> Exercise aim:
Each entry below should be echoed exactly, with pictures omitted.

>> BEGIN

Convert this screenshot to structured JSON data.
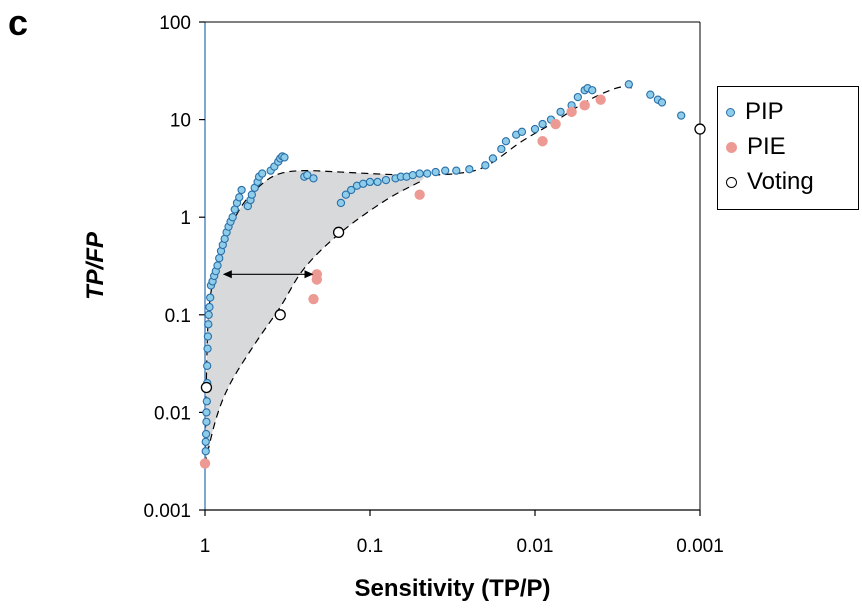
{
  "panel_label": "c",
  "chart_data": {
    "type": "scatter",
    "xlabel": "Sensitivity (TP/P)",
    "ylabel": "TP/FP",
    "x_scale": "log",
    "x_reversed": true,
    "y_scale": "log",
    "xlim": [
      1,
      0.001
    ],
    "ylim": [
      0.001,
      100
    ],
    "x_ticks": [
      "1",
      "0.1",
      "0.01",
      "0.001"
    ],
    "y_ticks": [
      "0.001",
      "0.01",
      "0.1",
      "1",
      "10",
      "100"
    ],
    "grid": false,
    "legend_position": "right",
    "colors": {
      "PIP": "#8ecde9",
      "PIP_edge": "#2a6fa8",
      "PIE": "#ee9a94",
      "Voting": "#ffffff",
      "shade": "#d8d9db"
    },
    "series": [
      {
        "name": "PIP",
        "marker": "circle-small-blue",
        "points": [
          [
            0.99,
            0.004
          ],
          [
            0.99,
            0.005
          ],
          [
            0.985,
            0.006
          ],
          [
            0.98,
            0.008
          ],
          [
            0.98,
            0.01
          ],
          [
            0.975,
            0.013
          ],
          [
            0.97,
            0.02
          ],
          [
            0.97,
            0.03
          ],
          [
            0.965,
            0.045
          ],
          [
            0.96,
            0.06
          ],
          [
            0.955,
            0.08
          ],
          [
            0.95,
            0.1
          ],
          [
            0.94,
            0.12
          ],
          [
            0.93,
            0.15
          ],
          [
            0.92,
            0.2
          ],
          [
            0.9,
            0.22
          ],
          [
            0.88,
            0.25
          ],
          [
            0.86,
            0.28
          ],
          [
            0.84,
            0.32
          ],
          [
            0.82,
            0.38
          ],
          [
            0.8,
            0.45
          ],
          [
            0.78,
            0.52
          ],
          [
            0.76,
            0.6
          ],
          [
            0.74,
            0.7
          ],
          [
            0.72,
            0.8
          ],
          [
            0.7,
            0.9
          ],
          [
            0.68,
            1.0
          ],
          [
            0.66,
            1.2
          ],
          [
            0.64,
            1.4
          ],
          [
            0.62,
            1.6
          ],
          [
            0.6,
            1.9
          ],
          [
            0.55,
            1.3
          ],
          [
            0.53,
            1.5
          ],
          [
            0.52,
            1.7
          ],
          [
            0.5,
            2.0
          ],
          [
            0.48,
            2.3
          ],
          [
            0.47,
            2.6
          ],
          [
            0.45,
            2.8
          ],
          [
            0.4,
            3.0
          ],
          [
            0.38,
            3.3
          ],
          [
            0.36,
            3.7
          ],
          [
            0.35,
            4.0
          ],
          [
            0.34,
            4.2
          ],
          [
            0.33,
            4.1
          ],
          [
            0.25,
            2.6
          ],
          [
            0.24,
            2.7
          ],
          [
            0.22,
            2.5
          ],
          [
            0.15,
            1.4
          ],
          [
            0.14,
            1.7
          ],
          [
            0.13,
            1.9
          ],
          [
            0.12,
            2.1
          ],
          [
            0.11,
            2.2
          ],
          [
            0.1,
            2.3
          ],
          [
            0.09,
            2.3
          ],
          [
            0.08,
            2.4
          ],
          [
            0.07,
            2.5
          ],
          [
            0.065,
            2.6
          ],
          [
            0.06,
            2.6
          ],
          [
            0.055,
            2.7
          ],
          [
            0.05,
            2.8
          ],
          [
            0.045,
            2.8
          ],
          [
            0.04,
            2.9
          ],
          [
            0.035,
            3.0
          ],
          [
            0.03,
            3.0
          ],
          [
            0.025,
            3.1
          ],
          [
            0.02,
            3.4
          ],
          [
            0.018,
            4.0
          ],
          [
            0.016,
            5.0
          ],
          [
            0.015,
            6.0
          ],
          [
            0.013,
            7.0
          ],
          [
            0.012,
            7.5
          ],
          [
            0.01,
            8.0
          ],
          [
            0.009,
            9.0
          ],
          [
            0.008,
            10.0
          ],
          [
            0.007,
            12.0
          ],
          [
            0.006,
            14.0
          ],
          [
            0.0055,
            17.0
          ],
          [
            0.005,
            20.0
          ],
          [
            0.0048,
            21.0
          ],
          [
            0.0045,
            20.0
          ],
          [
            0.0027,
            23.0
          ],
          [
            0.002,
            18.0
          ],
          [
            0.0018,
            16.0
          ],
          [
            0.0017,
            15.0
          ],
          [
            0.0013,
            11.0
          ]
        ]
      },
      {
        "name": "PIE",
        "marker": "circle-pink",
        "points": [
          [
            1.0,
            0.003
          ],
          [
            0.22,
            0.145
          ],
          [
            0.21,
            0.26
          ],
          [
            0.21,
            0.23
          ],
          [
            0.05,
            1.7
          ],
          [
            0.009,
            6.0
          ],
          [
            0.0075,
            9.0
          ],
          [
            0.006,
            12.0
          ],
          [
            0.005,
            14.0
          ],
          [
            0.004,
            16.0
          ]
        ]
      },
      {
        "name": "Voting",
        "marker": "circle-open",
        "points": [
          [
            0.98,
            0.018
          ],
          [
            0.35,
            0.1
          ],
          [
            0.155,
            0.7
          ],
          [
            0.001,
            8.0
          ]
        ]
      }
    ],
    "annotations": [
      {
        "type": "double-arrow",
        "from": [
          0.78,
          0.26
        ],
        "to": [
          0.22,
          0.26
        ]
      }
    ],
    "envelope": {
      "upper": [
        [
          1.0,
          0.003
        ],
        [
          0.97,
          0.05
        ],
        [
          0.93,
          0.15
        ],
        [
          0.85,
          0.3
        ],
        [
          0.75,
          0.6
        ],
        [
          0.6,
          1.3
        ],
        [
          0.45,
          2.2
        ],
        [
          0.35,
          2.8
        ],
        [
          0.25,
          3.0
        ],
        [
          0.15,
          2.9
        ],
        [
          0.08,
          2.75
        ],
        [
          0.05,
          2.7
        ],
        [
          0.03,
          2.8
        ],
        [
          0.02,
          3.3
        ],
        [
          0.012,
          6.0
        ],
        [
          0.008,
          9.0
        ],
        [
          0.005,
          15.0
        ],
        [
          0.0035,
          20.0
        ],
        [
          0.0028,
          22.0
        ],
        [
          0.0026,
          21.0
        ]
      ],
      "lower": [
        [
          0.05,
          2.3
        ],
        [
          0.08,
          1.5
        ],
        [
          0.15,
          0.7
        ],
        [
          0.25,
          0.3
        ],
        [
          0.35,
          0.12
        ],
        [
          0.5,
          0.05
        ],
        [
          0.7,
          0.02
        ],
        [
          0.85,
          0.009
        ],
        [
          1.0,
          0.003
        ]
      ]
    },
    "legend": {
      "PIP": "PIP",
      "PIE": "PIE",
      "Voting": "Voting"
    }
  }
}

>> END

> Result of this exercise:
Convert this screenshot to structured JSON data.
{
  "panel_label": "c",
  "chart_data": {
    "type": "scatter",
    "xlabel": "Sensitivity (TP/P)",
    "ylabel": "TP/FP",
    "x_scale": "log",
    "x_reversed": true,
    "y_scale": "log",
    "xlim": [
      1,
      0.001
    ],
    "ylim": [
      0.001,
      100
    ],
    "x_ticks": [
      "1",
      "0.1",
      "0.01",
      "0.001"
    ],
    "y_ticks": [
      "0.001",
      "0.01",
      "0.1",
      "1",
      "10",
      "100"
    ],
    "grid": false,
    "legend_position": "right",
    "colors": {
      "PIP": "#8ecde9",
      "PIP_edge": "#2a6fa8",
      "PIE": "#ee9a94",
      "Voting": "#ffffff",
      "shade": "#d8d9db"
    },
    "series": [
      {
        "name": "PIP",
        "marker": "circle-small-blue",
        "points": [
          [
            0.99,
            0.004
          ],
          [
            0.99,
            0.005
          ],
          [
            0.985,
            0.006
          ],
          [
            0.98,
            0.008
          ],
          [
            0.98,
            0.01
          ],
          [
            0.975,
            0.013
          ],
          [
            0.97,
            0.02
          ],
          [
            0.97,
            0.03
          ],
          [
            0.965,
            0.045
          ],
          [
            0.96,
            0.06
          ],
          [
            0.955,
            0.08
          ],
          [
            0.95,
            0.1
          ],
          [
            0.94,
            0.12
          ],
          [
            0.93,
            0.15
          ],
          [
            0.92,
            0.2
          ],
          [
            0.9,
            0.22
          ],
          [
            0.88,
            0.25
          ],
          [
            0.86,
            0.28
          ],
          [
            0.84,
            0.32
          ],
          [
            0.82,
            0.38
          ],
          [
            0.8,
            0.45
          ],
          [
            0.78,
            0.52
          ],
          [
            0.76,
            0.6
          ],
          [
            0.74,
            0.7
          ],
          [
            0.72,
            0.8
          ],
          [
            0.7,
            0.9
          ],
          [
            0.68,
            1.0
          ],
          [
            0.66,
            1.2
          ],
          [
            0.64,
            1.4
          ],
          [
            0.62,
            1.6
          ],
          [
            0.6,
            1.9
          ],
          [
            0.55,
            1.3
          ],
          [
            0.53,
            1.5
          ],
          [
            0.52,
            1.7
          ],
          [
            0.5,
            2.0
          ],
          [
            0.48,
            2.3
          ],
          [
            0.47,
            2.6
          ],
          [
            0.45,
            2.8
          ],
          [
            0.4,
            3.0
          ],
          [
            0.38,
            3.3
          ],
          [
            0.36,
            3.7
          ],
          [
            0.35,
            4.0
          ],
          [
            0.34,
            4.2
          ],
          [
            0.33,
            4.1
          ],
          [
            0.25,
            2.6
          ],
          [
            0.24,
            2.7
          ],
          [
            0.22,
            2.5
          ],
          [
            0.15,
            1.4
          ],
          [
            0.14,
            1.7
          ],
          [
            0.13,
            1.9
          ],
          [
            0.12,
            2.1
          ],
          [
            0.11,
            2.2
          ],
          [
            0.1,
            2.3
          ],
          [
            0.09,
            2.3
          ],
          [
            0.08,
            2.4
          ],
          [
            0.07,
            2.5
          ],
          [
            0.065,
            2.6
          ],
          [
            0.06,
            2.6
          ],
          [
            0.055,
            2.7
          ],
          [
            0.05,
            2.8
          ],
          [
            0.045,
            2.8
          ],
          [
            0.04,
            2.9
          ],
          [
            0.035,
            3.0
          ],
          [
            0.03,
            3.0
          ],
          [
            0.025,
            3.1
          ],
          [
            0.02,
            3.4
          ],
          [
            0.018,
            4.0
          ],
          [
            0.016,
            5.0
          ],
          [
            0.015,
            6.0
          ],
          [
            0.013,
            7.0
          ],
          [
            0.012,
            7.5
          ],
          [
            0.01,
            8.0
          ],
          [
            0.009,
            9.0
          ],
          [
            0.008,
            10.0
          ],
          [
            0.007,
            12.0
          ],
          [
            0.006,
            14.0
          ],
          [
            0.0055,
            17.0
          ],
          [
            0.005,
            20.0
          ],
          [
            0.0048,
            21.0
          ],
          [
            0.0045,
            20.0
          ],
          [
            0.0027,
            23.0
          ],
          [
            0.002,
            18.0
          ],
          [
            0.0018,
            16.0
          ],
          [
            0.0017,
            15.0
          ],
          [
            0.0013,
            11.0
          ]
        ]
      },
      {
        "name": "PIE",
        "marker": "circle-pink",
        "points": [
          [
            1.0,
            0.003
          ],
          [
            0.22,
            0.145
          ],
          [
            0.21,
            0.26
          ],
          [
            0.21,
            0.23
          ],
          [
            0.05,
            1.7
          ],
          [
            0.009,
            6.0
          ],
          [
            0.0075,
            9.0
          ],
          [
            0.006,
            12.0
          ],
          [
            0.005,
            14.0
          ],
          [
            0.004,
            16.0
          ]
        ]
      },
      {
        "name": "Voting",
        "marker": "circle-open",
        "points": [
          [
            0.98,
            0.018
          ],
          [
            0.35,
            0.1
          ],
          [
            0.155,
            0.7
          ],
          [
            0.001,
            8.0
          ]
        ]
      }
    ],
    "annotations": [
      {
        "type": "double-arrow",
        "from": [
          0.78,
          0.26
        ],
        "to": [
          0.22,
          0.26
        ]
      }
    ],
    "envelope": {
      "upper": [
        [
          1.0,
          0.003
        ],
        [
          0.97,
          0.05
        ],
        [
          0.93,
          0.15
        ],
        [
          0.85,
          0.3
        ],
        [
          0.75,
          0.6
        ],
        [
          0.6,
          1.3
        ],
        [
          0.45,
          2.2
        ],
        [
          0.35,
          2.8
        ],
        [
          0.25,
          3.0
        ],
        [
          0.15,
          2.9
        ],
        [
          0.08,
          2.75
        ],
        [
          0.05,
          2.7
        ],
        [
          0.03,
          2.8
        ],
        [
          0.02,
          3.3
        ],
        [
          0.012,
          6.0
        ],
        [
          0.008,
          9.0
        ],
        [
          0.005,
          15.0
        ],
        [
          0.0035,
          20.0
        ],
        [
          0.0028,
          22.0
        ],
        [
          0.0026,
          21.0
        ]
      ],
      "lower": [
        [
          0.05,
          2.3
        ],
        [
          0.08,
          1.5
        ],
        [
          0.15,
          0.7
        ],
        [
          0.25,
          0.3
        ],
        [
          0.35,
          0.12
        ],
        [
          0.5,
          0.05
        ],
        [
          0.7,
          0.02
        ],
        [
          0.85,
          0.009
        ],
        [
          1.0,
          0.003
        ]
      ]
    },
    "legend": {
      "PIP": "PIP",
      "PIE": "PIE",
      "Voting": "Voting"
    }
  }
}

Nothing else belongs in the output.